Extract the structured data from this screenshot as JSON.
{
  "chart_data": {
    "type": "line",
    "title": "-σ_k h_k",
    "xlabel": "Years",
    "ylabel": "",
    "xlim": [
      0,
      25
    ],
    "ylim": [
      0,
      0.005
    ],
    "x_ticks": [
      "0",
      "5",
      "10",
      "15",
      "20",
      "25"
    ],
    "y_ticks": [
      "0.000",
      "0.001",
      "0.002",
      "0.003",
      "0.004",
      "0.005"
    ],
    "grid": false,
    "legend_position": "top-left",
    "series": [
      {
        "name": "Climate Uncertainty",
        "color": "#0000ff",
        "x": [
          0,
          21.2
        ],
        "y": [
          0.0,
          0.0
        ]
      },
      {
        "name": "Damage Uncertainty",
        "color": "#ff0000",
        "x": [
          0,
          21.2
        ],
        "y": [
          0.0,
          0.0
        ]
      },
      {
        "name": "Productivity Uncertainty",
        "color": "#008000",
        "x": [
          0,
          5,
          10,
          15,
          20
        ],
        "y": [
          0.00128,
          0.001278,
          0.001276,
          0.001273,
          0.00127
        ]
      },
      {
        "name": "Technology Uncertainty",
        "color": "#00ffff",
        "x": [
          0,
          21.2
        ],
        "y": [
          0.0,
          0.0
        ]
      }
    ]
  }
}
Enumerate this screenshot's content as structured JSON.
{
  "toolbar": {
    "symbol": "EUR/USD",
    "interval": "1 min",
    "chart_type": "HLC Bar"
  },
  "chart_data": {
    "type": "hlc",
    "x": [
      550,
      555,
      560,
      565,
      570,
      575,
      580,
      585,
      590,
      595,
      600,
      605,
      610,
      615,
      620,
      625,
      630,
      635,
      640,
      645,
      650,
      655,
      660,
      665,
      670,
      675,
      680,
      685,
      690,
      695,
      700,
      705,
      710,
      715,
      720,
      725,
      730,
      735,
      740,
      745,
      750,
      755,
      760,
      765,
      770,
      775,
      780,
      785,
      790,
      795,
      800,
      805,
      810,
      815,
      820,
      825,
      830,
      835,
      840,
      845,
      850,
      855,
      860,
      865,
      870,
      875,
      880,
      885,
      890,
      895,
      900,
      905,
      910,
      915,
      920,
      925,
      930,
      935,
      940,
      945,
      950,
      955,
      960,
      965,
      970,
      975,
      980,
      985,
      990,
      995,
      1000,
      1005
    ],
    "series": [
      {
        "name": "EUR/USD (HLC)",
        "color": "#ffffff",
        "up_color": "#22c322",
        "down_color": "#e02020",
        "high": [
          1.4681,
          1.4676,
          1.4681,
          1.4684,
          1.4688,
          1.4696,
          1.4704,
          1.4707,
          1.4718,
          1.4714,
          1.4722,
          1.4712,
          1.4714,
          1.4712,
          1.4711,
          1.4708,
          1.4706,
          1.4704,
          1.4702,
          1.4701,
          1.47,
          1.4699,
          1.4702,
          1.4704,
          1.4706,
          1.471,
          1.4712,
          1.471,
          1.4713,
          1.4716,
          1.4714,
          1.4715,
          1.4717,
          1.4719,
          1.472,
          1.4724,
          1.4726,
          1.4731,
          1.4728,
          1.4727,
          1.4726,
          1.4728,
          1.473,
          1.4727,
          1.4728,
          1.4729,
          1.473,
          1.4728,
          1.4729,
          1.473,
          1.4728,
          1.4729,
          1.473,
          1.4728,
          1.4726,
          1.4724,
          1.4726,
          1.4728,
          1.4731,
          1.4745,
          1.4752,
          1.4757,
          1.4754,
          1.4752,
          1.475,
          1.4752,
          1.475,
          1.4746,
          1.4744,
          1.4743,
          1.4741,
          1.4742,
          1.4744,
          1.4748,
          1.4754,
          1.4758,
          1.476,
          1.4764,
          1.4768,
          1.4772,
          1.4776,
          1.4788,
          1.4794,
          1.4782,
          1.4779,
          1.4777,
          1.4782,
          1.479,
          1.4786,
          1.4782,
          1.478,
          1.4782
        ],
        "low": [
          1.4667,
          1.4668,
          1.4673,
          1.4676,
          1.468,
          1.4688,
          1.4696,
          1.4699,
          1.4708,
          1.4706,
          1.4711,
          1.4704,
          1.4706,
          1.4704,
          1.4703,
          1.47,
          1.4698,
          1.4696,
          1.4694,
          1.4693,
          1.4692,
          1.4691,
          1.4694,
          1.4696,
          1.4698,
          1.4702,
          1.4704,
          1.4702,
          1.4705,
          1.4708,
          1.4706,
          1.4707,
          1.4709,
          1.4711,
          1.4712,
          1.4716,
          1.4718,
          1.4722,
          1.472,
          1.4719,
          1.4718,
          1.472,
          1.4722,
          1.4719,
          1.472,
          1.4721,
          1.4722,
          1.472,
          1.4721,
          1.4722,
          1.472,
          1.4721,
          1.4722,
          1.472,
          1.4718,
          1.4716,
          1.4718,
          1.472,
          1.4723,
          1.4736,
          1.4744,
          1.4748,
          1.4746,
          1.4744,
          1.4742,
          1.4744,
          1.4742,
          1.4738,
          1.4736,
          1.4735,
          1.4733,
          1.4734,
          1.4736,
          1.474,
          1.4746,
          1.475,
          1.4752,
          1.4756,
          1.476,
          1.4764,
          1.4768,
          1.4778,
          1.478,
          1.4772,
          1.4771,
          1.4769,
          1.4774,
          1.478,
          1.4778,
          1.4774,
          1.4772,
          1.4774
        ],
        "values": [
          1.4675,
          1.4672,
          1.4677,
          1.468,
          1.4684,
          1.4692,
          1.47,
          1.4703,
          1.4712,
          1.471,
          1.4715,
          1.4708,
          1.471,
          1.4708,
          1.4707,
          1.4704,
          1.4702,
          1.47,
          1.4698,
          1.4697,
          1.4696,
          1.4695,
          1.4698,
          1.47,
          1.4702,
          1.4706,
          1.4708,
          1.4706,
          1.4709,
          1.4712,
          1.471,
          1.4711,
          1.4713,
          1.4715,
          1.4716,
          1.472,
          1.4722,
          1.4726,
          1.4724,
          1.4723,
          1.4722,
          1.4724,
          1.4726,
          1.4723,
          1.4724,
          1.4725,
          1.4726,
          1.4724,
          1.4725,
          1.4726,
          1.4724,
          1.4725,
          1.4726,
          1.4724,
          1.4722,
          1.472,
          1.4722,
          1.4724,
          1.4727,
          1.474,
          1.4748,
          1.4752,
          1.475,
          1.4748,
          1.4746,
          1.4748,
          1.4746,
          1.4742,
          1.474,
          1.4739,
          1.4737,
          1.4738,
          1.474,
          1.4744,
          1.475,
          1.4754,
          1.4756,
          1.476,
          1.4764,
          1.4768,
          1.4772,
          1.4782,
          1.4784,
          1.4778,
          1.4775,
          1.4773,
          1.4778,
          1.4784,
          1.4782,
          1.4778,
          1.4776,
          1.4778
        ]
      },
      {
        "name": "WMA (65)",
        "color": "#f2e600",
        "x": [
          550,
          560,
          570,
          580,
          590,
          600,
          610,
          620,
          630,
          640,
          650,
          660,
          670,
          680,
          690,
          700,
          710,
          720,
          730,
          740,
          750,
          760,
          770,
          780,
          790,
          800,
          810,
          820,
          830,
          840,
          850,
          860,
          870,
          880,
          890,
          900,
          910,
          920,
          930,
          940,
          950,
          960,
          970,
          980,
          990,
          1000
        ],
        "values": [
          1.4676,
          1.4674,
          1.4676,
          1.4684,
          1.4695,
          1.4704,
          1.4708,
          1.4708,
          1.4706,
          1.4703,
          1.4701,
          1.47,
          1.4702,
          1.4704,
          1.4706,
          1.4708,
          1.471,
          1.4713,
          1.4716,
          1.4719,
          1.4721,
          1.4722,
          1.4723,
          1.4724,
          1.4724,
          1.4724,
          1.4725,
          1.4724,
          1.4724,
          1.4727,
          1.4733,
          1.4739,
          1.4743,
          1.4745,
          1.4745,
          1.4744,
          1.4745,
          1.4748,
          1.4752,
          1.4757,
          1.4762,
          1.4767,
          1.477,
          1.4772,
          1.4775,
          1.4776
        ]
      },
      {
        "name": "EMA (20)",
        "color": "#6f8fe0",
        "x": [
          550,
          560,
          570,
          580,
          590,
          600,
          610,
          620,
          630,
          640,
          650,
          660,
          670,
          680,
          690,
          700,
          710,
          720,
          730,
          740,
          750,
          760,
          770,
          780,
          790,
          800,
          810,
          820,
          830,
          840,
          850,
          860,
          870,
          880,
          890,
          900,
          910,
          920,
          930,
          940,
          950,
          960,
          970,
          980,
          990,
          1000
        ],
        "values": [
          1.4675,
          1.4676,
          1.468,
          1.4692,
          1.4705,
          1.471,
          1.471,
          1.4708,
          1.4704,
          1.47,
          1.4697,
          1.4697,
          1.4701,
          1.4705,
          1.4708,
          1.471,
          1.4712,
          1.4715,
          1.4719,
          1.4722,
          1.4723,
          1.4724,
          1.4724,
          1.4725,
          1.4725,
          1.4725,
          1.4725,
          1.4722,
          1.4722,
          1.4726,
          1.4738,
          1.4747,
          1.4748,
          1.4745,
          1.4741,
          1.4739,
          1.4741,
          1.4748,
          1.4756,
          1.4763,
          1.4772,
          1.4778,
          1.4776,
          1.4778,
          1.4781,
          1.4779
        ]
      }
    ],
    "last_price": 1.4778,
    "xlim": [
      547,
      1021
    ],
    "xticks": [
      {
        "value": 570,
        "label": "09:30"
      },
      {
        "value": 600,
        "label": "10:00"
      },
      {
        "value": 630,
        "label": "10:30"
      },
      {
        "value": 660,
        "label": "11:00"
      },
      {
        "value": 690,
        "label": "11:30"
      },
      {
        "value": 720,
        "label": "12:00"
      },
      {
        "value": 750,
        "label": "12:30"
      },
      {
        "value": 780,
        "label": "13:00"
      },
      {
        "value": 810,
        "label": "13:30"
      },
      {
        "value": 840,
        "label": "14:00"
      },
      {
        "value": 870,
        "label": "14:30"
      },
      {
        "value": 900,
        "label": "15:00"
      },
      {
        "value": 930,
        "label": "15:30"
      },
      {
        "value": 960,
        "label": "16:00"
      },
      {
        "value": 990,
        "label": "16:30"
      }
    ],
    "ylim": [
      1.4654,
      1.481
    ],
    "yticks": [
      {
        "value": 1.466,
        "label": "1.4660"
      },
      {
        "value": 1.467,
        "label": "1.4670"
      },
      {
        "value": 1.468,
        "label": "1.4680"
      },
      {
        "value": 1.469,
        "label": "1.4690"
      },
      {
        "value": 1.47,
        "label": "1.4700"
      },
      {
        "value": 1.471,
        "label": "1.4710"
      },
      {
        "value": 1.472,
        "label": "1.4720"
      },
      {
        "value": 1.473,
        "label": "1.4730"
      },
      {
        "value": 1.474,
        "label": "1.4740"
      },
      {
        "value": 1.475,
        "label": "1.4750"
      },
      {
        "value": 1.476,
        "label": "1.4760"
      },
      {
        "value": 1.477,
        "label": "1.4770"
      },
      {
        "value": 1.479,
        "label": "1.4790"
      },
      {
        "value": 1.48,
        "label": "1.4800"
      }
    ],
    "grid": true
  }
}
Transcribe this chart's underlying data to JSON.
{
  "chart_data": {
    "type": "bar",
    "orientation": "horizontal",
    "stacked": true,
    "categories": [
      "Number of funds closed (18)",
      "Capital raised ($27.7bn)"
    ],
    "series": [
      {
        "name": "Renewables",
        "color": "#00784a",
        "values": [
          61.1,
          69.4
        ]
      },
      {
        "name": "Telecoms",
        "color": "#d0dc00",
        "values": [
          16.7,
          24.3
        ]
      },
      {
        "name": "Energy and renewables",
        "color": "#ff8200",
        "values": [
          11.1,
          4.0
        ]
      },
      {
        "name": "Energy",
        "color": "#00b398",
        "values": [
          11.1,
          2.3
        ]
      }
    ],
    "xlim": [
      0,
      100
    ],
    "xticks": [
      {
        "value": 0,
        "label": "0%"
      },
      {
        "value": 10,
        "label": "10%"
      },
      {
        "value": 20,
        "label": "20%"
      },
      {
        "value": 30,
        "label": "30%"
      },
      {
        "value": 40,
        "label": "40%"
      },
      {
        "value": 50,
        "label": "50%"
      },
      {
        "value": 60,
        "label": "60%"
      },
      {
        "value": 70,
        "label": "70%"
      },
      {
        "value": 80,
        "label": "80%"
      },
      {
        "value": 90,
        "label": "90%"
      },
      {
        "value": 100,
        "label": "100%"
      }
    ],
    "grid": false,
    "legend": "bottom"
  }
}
..........
# PROBLEM STATEMENT:
In the data above, tally the lines holding "this" and answer with the figure only.

# RESPONSE:
3